WORK TO BE COMPLETED:
Restate the whole listing word for word. Pictures are left out.

ENTRIES SUPPLIED:

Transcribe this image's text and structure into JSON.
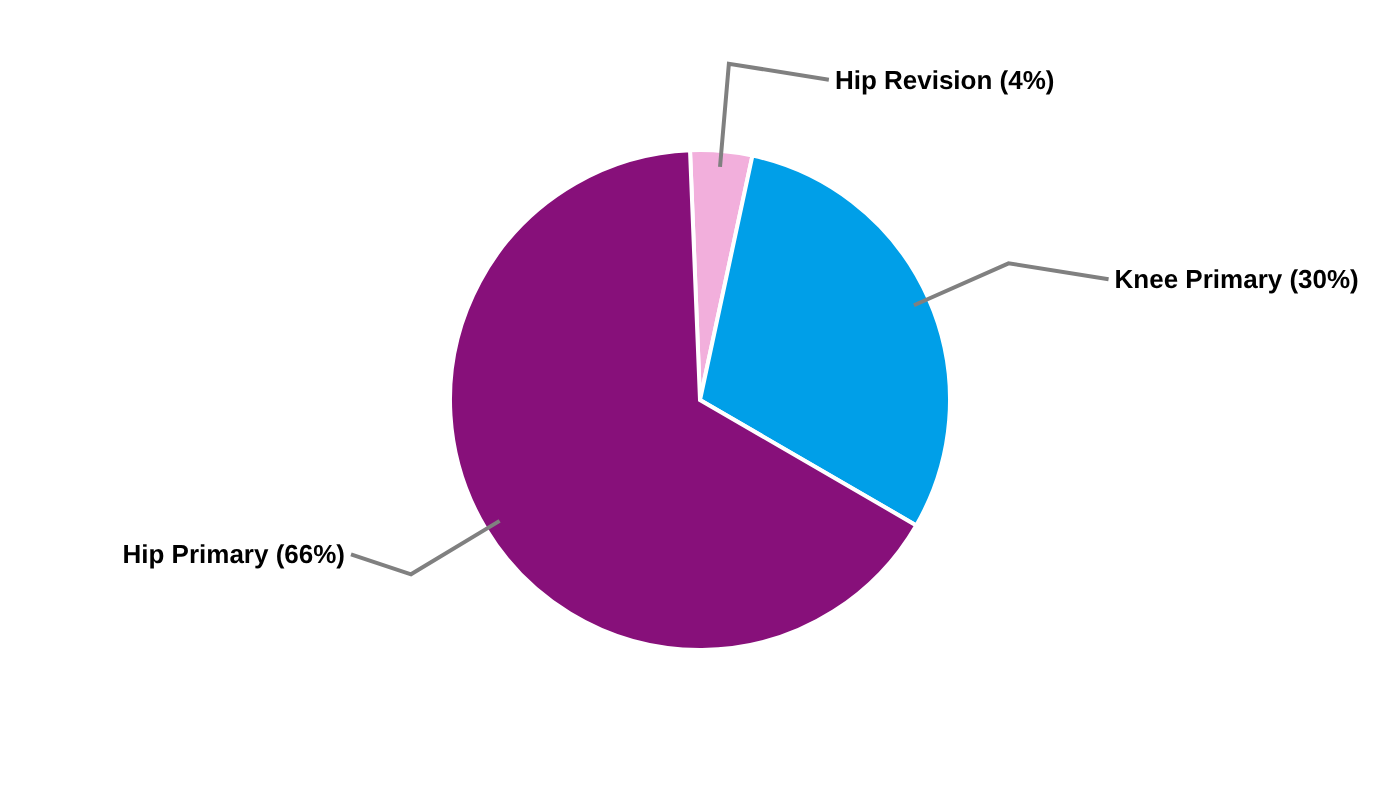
{
  "chart_data": {
    "type": "pie",
    "categories": [
      "Hip Revision (4%)",
      "Knee Primary (30%)",
      "Hip Primary (66%)"
    ],
    "values": [
      4,
      30,
      66
    ],
    "colors": [
      "#f2afdc",
      "#009fe8",
      "#87107a"
    ]
  }
}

RESULT OF THIS EXERCISE:
Transcribe this image's text and structure into JSON.
{
  "chart_data": {
    "type": "pie",
    "categories": [
      "Hip Revision (4%)",
      "Knee Primary (30%)",
      "Hip Primary (66%)"
    ],
    "values": [
      4,
      30,
      66
    ],
    "colors": [
      "#f2afdc",
      "#009fe8",
      "#87107a"
    ]
  }
}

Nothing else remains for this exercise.